WHAT YOU WILL DO:
Output all of the entries below precisely as written.
- - - - -
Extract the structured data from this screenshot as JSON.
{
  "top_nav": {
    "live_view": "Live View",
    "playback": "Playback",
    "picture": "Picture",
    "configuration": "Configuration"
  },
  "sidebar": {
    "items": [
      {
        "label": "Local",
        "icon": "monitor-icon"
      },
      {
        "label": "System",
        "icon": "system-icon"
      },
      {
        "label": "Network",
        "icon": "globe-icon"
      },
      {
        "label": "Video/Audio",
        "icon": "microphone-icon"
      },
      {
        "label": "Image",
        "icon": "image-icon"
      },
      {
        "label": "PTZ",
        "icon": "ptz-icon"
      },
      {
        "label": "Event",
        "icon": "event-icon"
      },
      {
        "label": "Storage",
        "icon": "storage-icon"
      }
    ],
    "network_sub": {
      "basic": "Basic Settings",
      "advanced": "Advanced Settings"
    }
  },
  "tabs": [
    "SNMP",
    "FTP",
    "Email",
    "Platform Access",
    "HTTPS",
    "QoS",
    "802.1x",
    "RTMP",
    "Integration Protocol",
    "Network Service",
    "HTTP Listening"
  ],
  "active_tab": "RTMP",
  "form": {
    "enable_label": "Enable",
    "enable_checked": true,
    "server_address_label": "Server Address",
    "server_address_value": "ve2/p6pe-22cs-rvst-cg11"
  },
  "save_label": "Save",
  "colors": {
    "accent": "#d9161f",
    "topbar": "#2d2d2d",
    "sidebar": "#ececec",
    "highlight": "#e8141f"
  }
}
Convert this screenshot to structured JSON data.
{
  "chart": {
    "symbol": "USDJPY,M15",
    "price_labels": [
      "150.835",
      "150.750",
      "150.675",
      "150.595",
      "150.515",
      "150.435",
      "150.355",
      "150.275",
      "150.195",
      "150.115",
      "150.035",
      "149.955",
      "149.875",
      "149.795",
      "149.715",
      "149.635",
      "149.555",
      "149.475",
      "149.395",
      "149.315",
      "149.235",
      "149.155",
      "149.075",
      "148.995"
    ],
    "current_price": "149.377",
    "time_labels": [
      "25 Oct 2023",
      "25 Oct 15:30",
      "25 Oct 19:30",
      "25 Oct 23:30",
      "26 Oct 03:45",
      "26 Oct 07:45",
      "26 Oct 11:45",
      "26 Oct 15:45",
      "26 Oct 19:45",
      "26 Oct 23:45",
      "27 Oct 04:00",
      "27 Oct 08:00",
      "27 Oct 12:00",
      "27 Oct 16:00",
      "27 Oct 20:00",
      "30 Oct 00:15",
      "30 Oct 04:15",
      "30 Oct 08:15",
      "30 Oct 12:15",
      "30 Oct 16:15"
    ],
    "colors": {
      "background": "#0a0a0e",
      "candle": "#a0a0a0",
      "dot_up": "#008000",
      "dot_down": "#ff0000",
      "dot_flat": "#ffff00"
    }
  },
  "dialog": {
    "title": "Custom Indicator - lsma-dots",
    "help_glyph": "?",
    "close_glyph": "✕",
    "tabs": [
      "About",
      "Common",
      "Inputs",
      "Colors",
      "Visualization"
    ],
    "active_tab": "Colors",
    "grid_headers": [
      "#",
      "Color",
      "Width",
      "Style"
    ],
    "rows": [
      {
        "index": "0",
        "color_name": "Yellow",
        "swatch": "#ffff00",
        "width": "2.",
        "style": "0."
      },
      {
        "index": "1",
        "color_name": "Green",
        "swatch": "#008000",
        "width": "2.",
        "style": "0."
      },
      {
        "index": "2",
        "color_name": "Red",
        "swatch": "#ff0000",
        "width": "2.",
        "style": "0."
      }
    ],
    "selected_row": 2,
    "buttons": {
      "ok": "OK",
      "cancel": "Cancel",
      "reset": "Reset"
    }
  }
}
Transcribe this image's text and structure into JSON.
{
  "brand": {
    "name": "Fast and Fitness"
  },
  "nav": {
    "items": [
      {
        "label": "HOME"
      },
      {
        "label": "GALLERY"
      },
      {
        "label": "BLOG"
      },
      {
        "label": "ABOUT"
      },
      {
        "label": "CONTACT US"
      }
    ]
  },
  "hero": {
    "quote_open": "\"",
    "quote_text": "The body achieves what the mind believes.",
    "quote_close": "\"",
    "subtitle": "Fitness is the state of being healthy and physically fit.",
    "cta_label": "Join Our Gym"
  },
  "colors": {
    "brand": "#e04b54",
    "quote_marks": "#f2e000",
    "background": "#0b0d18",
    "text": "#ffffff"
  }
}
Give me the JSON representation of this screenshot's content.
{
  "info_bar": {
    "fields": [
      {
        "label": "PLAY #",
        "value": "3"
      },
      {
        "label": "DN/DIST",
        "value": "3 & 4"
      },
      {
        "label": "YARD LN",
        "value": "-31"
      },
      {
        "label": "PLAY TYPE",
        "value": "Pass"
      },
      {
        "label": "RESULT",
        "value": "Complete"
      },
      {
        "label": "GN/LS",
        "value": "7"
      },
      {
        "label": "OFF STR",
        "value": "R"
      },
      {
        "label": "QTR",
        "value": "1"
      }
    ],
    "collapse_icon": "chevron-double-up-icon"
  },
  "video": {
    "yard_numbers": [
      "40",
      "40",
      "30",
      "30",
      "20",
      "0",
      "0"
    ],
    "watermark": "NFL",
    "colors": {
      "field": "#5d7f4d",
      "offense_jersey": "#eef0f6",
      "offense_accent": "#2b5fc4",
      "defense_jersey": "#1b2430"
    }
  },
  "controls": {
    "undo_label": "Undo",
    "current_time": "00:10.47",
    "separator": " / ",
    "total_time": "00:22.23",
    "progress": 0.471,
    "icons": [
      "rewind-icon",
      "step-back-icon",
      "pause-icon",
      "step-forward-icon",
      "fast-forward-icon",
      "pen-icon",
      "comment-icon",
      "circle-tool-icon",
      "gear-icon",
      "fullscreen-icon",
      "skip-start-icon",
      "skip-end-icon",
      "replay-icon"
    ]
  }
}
- - - - -
OUTPUT OF THE TASK:
Extract the structured data from this screenshot as JSON.
{
  "top_nav": {
    "live_view": "Live View",
    "playback": "Playback",
    "picture": "Picture",
    "configuration": "Configuration"
  },
  "sidebar": {
    "items": [
      {
        "label": "Local",
        "icon": "monitor-icon"
      },
      {
        "label": "System",
        "icon": "system-icon"
      },
      {
        "label": "Network",
        "icon": "globe-icon"
      },
      {
        "label": "Video/Audio",
        "icon": "microphone-icon"
      },
      {
        "label": "Image",
        "icon": "image-icon"
      },
      {
        "label": "PTZ",
        "icon": "ptz-icon"
      },
      {
        "label": "Event",
        "icon": "event-icon"
      },
      {
        "label": "Storage",
        "icon": "storage-icon"
      }
    ],
    "network_sub": {
      "basic": "Basic Settings",
      "advanced": "Advanced Settings"
    }
  },
  "tabs": [
    "SNMP",
    "FTP",
    "Email",
    "Platform Access",
    "HTTPS",
    "QoS",
    "802.1x",
    "RTMP",
    "Integration Protocol",
    "Network Service",
    "HTTP Listening"
  ],
  "active_tab": "RTMP",
  "form": {
    "enable_label": "Enable",
    "enable_checked": true,
    "server_address_label": "Server Address",
    "server_address_value": "ve2/p6pe-22cs-rvst-cg11"
  },
  "save_label": "Save",
  "colors": {
    "accent": "#d9161f",
    "topbar": "#2d2d2d",
    "sidebar": "#ececec",
    "highlight": "#e8141f"
  }
}
Convert this screenshot to structured JSON data.
{
  "chart": {
    "symbol": "USDJPY,M15",
    "price_labels": [
      "150.835",
      "150.750",
      "150.675",
      "150.595",
      "150.515",
      "150.435",
      "150.355",
      "150.275",
      "150.195",
      "150.115",
      "150.035",
      "149.955",
      "149.875",
      "149.795",
      "149.715",
      "149.635",
      "149.555",
      "149.475",
      "149.395",
      "149.315",
      "149.235",
      "149.155",
      "149.075",
      "148.995"
    ],
    "current_price": "149.377",
    "time_labels": [
      "25 Oct 2023",
      "25 Oct 15:30",
      "25 Oct 19:30",
      "25 Oct 23:30",
      "26 Oct 03:45",
      "26 Oct 07:45",
      "26 Oct 11:45",
      "26 Oct 15:45",
      "26 Oct 19:45",
      "26 Oct 23:45",
      "27 Oct 04:00",
      "27 Oct 08:00",
      "27 Oct 12:00",
      "27 Oct 16:00",
      "27 Oct 20:00",
      "30 Oct 00:15",
      "30 Oct 04:15",
      "30 Oct 08:15",
      "30 Oct 12:15",
      "30 Oct 16:15"
    ],
    "colors": {
      "background": "#0a0a0e",
      "candle": "#a0a0a0",
      "dot_up": "#008000",
      "dot_down": "#ff0000",
      "dot_flat": "#ffff00"
    }
  },
  "dialog": {
    "title": "Custom Indicator - lsma-dots",
    "help_glyph": "?",
    "close_glyph": "✕",
    "tabs": [
      "About",
      "Common",
      "Inputs",
      "Colors",
      "Visualization"
    ],
    "active_tab": "Colors",
    "grid_headers": [
      "#",
      "Color",
      "Width",
      "Style"
    ],
    "rows": [
      {
        "index": "0",
        "color_name": "Yellow",
        "swatch": "#ffff00",
        "width": "2.",
        "style": "0."
      },
      {
        "index": "1",
        "color_name": "Green",
        "swatch": "#008000",
        "width": "2.",
        "style": "0."
      },
      {
        "index": "2",
        "color_name": "Red",
        "swatch": "#ff0000",
        "width": "2.",
        "style": "0."
      }
    ],
    "selected_row": 2,
    "buttons": {
      "ok": "OK",
      "cancel": "Cancel",
      "reset": "Reset"
    }
  }
}
Transcribe this image's text and structure into JSON.
{
  "brand": {
    "name": "Fast and Fitness"
  },
  "nav": {
    "items": [
      {
        "label": "HOME"
      },
      {
        "label": "GALLERY"
      },
      {
        "label": "BLOG"
      },
      {
        "label": "ABOUT"
      },
      {
        "label": "CONTACT US"
      }
    ]
  },
  "hero": {
    "quote_open": "\"",
    "quote_text": "The body achieves what the mind believes.",
    "quote_close": "\"",
    "subtitle": "Fitness is the state of being healthy and physically fit.",
    "cta_label": "Join Our Gym"
  },
  "colors": {
    "brand": "#e04b54",
    "quote_marks": "#f2e000",
    "background": "#0b0d18",
    "text": "#ffffff"
  }
}
Give me the JSON representation of this screenshot's content.
{
  "info_bar": {
    "fields": [
      {
        "label": "PLAY #",
        "value": "3"
      },
      {
        "label": "DN/DIST",
        "value": "3 & 4"
      },
      {
        "label": "YARD LN",
        "value": "-31"
      },
      {
        "label": "PLAY TYPE",
        "value": "Pass"
      },
      {
        "label": "RESULT",
        "value": "Complete"
      },
      {
        "label": "GN/LS",
        "value": "7"
      },
      {
        "label": "OFF STR",
        "value": "R"
      },
      {
        "label": "QTR",
        "value": "1"
      }
    ],
    "collapse_icon": "chevron-double-up-icon"
  },
  "video": {
    "yard_numbers": [
      "40",
      "40",
      "30",
      "30",
      "20",
      "0",
      "0"
    ],
    "watermark": "NFL",
    "colors": {
      "field": "#5d7f4d",
      "offense_jersey": "#eef0f6",
      "offense_accent": "#2b5fc4",
      "defense_jersey": "#1b2430"
    }
  },
  "controls": {
    "undo_label": "Undo",
    "current_time": "00:10.47",
    "separator": " / ",
    "total_time": "00:22.23",
    "progress": 0.471,
    "icons": [
      "rewind-icon",
      "step-back-icon",
      "pause-icon",
      "step-forward-icon",
      "fast-forward-icon",
      "pen-icon",
      "comment-icon",
      "circle-tool-icon",
      "gear-icon",
      "fullscreen-icon",
      "skip-start-icon",
      "skip-end-icon",
      "replay-icon"
    ]
  }
}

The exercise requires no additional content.